### What you are asked to do
Say how many lines include the word "veterinario", using only a number.

Stored entries
* * * * * * * * *
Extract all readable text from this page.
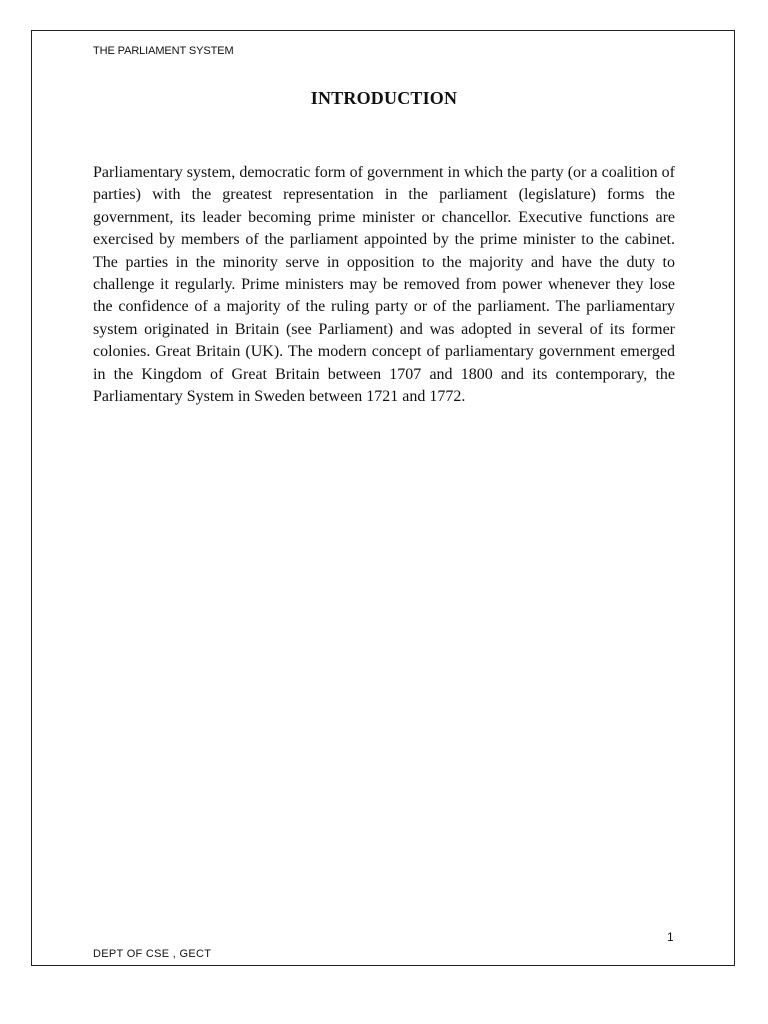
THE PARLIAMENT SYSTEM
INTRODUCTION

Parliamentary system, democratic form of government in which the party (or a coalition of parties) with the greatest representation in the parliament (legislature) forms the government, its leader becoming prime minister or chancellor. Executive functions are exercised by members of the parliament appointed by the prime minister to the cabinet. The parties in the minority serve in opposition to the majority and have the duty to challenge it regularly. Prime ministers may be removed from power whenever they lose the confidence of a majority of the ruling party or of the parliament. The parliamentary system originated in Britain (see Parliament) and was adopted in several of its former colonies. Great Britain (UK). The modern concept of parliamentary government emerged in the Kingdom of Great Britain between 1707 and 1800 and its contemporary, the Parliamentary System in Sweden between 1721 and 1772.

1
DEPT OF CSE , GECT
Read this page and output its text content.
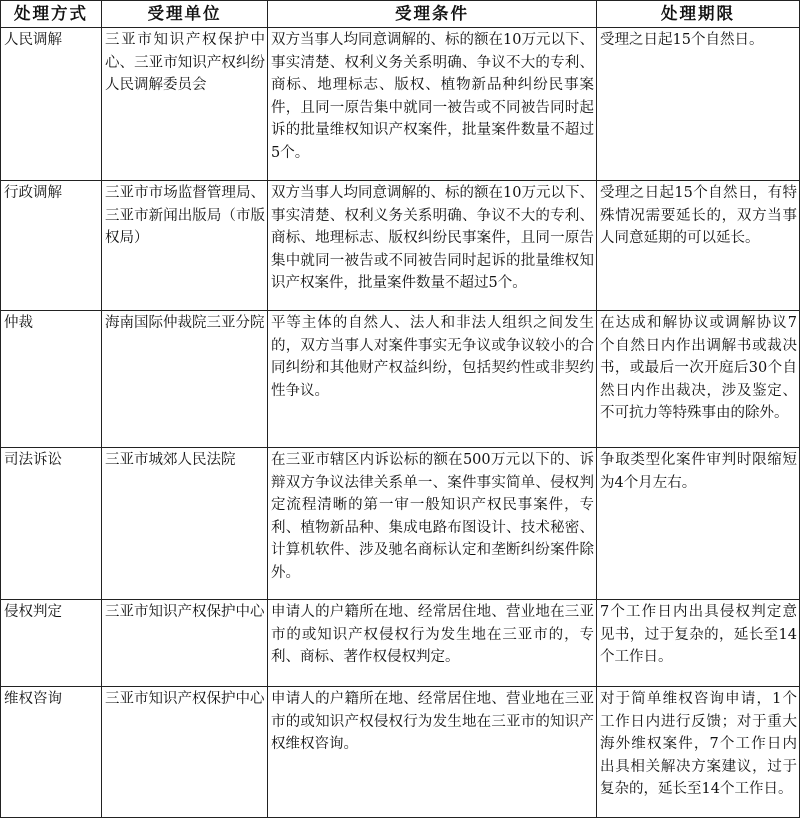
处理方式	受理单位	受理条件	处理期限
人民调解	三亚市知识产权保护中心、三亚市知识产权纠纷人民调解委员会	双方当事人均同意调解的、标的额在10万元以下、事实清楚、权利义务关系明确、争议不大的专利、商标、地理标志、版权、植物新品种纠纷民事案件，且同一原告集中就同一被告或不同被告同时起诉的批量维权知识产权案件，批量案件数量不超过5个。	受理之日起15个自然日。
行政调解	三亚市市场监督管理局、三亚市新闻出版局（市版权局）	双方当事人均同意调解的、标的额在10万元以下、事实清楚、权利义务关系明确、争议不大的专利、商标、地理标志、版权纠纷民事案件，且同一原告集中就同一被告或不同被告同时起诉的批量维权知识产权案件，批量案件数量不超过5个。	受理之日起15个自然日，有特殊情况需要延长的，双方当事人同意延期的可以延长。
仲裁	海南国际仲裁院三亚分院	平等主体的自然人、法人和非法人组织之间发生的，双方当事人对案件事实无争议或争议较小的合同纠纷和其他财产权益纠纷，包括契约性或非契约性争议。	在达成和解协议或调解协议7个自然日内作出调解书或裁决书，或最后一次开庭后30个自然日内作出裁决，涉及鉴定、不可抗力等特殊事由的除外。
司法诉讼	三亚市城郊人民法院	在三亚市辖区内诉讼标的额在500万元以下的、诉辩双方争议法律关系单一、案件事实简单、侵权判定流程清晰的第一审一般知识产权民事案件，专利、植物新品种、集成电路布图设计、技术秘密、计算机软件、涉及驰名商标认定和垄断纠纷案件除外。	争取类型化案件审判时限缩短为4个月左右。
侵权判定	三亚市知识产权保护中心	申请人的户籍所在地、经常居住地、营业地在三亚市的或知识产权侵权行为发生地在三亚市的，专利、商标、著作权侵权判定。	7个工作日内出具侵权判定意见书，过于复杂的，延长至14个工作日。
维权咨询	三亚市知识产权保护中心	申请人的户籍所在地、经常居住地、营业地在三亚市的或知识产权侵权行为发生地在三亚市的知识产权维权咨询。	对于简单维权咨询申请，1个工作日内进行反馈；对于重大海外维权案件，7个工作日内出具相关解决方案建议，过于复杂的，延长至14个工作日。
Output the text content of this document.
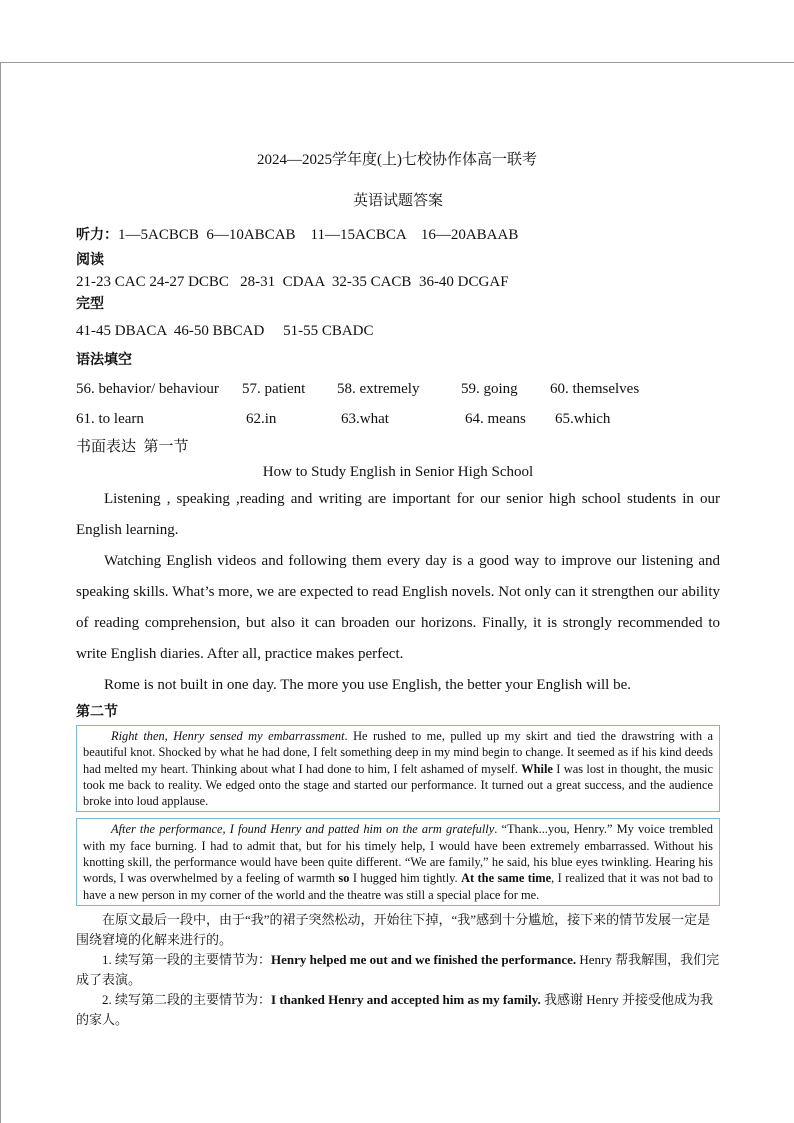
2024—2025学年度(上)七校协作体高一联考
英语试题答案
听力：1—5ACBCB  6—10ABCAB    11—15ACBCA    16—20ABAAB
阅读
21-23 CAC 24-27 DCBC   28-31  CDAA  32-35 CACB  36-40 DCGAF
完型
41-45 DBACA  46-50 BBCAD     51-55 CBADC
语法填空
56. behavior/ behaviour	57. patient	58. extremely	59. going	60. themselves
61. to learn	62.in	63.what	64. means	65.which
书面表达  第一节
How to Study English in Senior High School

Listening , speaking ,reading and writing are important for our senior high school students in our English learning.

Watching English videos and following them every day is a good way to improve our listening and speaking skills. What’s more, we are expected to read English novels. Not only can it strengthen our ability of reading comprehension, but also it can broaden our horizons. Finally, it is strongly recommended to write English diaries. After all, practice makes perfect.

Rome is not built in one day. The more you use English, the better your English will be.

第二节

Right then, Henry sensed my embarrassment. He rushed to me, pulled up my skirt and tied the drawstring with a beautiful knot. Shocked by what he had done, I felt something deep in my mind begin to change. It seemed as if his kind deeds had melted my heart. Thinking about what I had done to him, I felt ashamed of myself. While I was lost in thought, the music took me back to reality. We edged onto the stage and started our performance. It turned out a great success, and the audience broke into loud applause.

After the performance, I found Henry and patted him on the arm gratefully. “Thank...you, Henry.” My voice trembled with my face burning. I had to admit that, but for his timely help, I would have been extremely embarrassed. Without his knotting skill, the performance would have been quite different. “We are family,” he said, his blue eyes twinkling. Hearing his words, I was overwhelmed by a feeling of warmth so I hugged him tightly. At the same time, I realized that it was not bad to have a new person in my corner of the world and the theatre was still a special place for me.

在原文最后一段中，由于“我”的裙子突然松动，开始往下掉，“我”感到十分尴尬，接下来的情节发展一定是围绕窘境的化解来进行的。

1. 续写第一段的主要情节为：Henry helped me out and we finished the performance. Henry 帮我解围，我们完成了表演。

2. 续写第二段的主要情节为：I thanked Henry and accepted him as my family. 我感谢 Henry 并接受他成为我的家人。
* * * * * * * * *
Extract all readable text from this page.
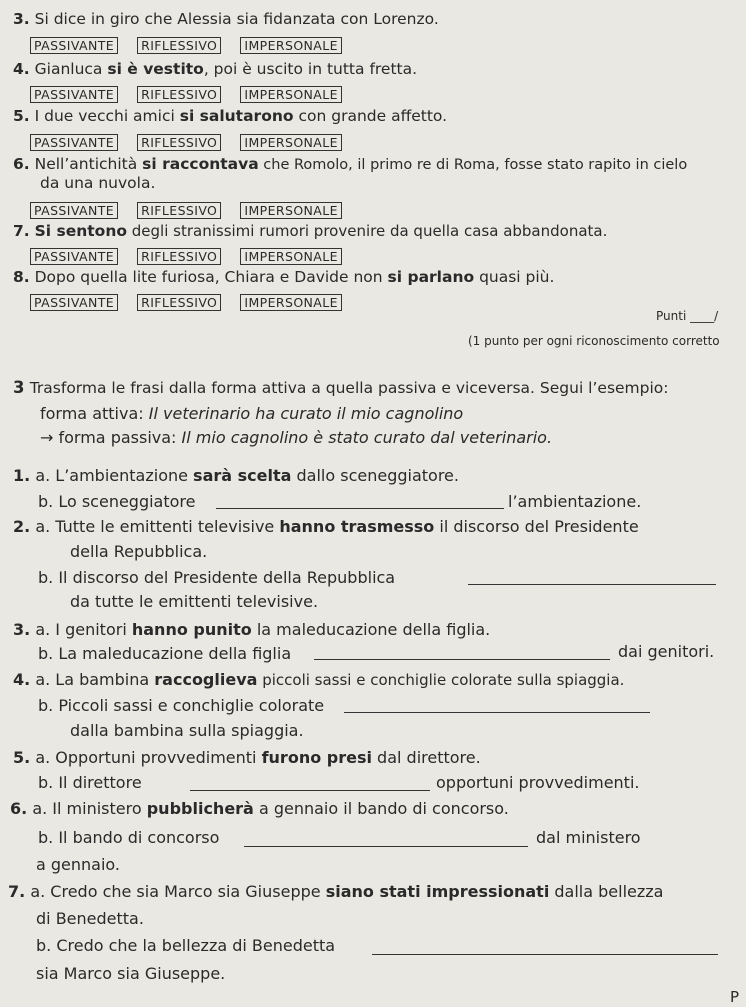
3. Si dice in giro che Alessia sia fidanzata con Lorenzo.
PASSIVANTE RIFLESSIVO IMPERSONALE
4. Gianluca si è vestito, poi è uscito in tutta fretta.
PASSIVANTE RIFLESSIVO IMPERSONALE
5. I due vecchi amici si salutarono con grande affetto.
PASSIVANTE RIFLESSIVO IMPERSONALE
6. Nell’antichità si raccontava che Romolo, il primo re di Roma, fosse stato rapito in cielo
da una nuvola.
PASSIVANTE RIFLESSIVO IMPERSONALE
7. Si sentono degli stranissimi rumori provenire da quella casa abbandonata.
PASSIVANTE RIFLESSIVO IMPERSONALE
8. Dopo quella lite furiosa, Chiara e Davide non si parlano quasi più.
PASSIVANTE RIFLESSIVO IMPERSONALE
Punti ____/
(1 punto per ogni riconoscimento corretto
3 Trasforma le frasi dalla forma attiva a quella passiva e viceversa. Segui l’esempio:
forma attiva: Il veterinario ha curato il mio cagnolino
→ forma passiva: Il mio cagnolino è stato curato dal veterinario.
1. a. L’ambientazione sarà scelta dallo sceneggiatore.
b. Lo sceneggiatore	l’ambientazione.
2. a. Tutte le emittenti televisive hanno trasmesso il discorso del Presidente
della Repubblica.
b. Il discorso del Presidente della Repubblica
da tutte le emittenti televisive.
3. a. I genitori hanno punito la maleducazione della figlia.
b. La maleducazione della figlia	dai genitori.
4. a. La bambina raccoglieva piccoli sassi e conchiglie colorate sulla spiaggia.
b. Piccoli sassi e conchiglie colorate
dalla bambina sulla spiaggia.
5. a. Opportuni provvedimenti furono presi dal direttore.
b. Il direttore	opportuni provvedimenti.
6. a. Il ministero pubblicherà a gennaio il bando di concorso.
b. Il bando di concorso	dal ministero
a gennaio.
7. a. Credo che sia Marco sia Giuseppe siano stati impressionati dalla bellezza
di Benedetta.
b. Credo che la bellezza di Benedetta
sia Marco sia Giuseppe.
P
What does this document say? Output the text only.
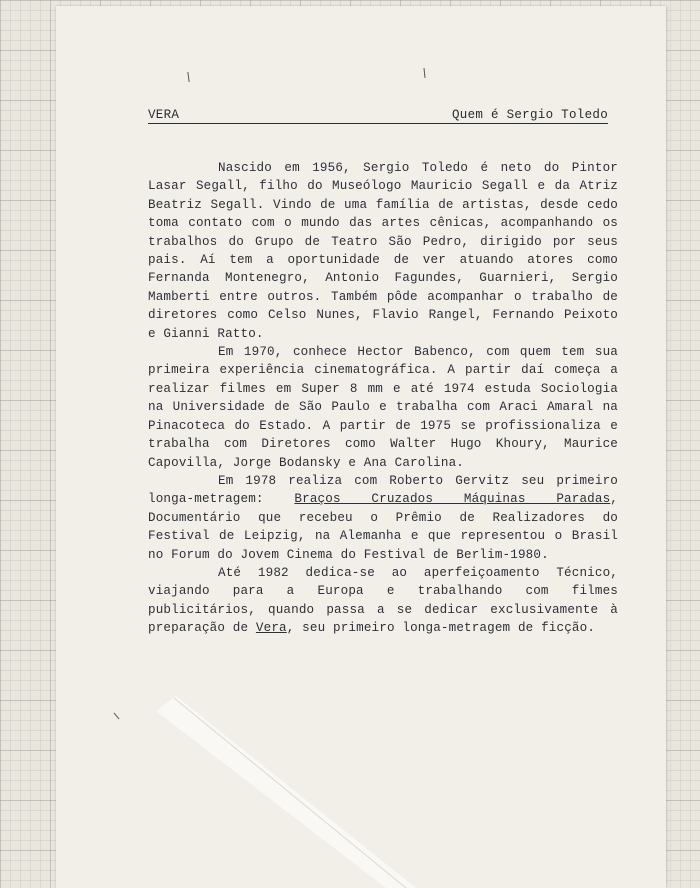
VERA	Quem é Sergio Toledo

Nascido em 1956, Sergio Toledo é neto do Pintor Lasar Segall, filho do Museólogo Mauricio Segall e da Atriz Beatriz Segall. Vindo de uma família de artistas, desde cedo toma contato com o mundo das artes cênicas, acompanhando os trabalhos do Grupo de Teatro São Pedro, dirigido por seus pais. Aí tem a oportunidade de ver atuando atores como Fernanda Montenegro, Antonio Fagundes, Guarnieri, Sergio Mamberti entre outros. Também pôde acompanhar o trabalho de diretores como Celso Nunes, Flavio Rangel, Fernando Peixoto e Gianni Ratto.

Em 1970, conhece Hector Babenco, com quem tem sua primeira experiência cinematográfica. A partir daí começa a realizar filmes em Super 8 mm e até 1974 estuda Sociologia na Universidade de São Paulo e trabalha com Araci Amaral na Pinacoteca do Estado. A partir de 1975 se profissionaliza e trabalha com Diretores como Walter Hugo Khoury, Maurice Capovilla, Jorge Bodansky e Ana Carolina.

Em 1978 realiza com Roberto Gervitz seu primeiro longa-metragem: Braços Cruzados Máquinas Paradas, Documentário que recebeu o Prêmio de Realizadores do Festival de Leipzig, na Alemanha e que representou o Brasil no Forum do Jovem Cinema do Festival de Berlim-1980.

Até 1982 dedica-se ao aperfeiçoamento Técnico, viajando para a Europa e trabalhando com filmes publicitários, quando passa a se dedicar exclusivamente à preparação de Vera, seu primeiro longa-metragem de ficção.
* * * * * * * * *
### Answer to the task
2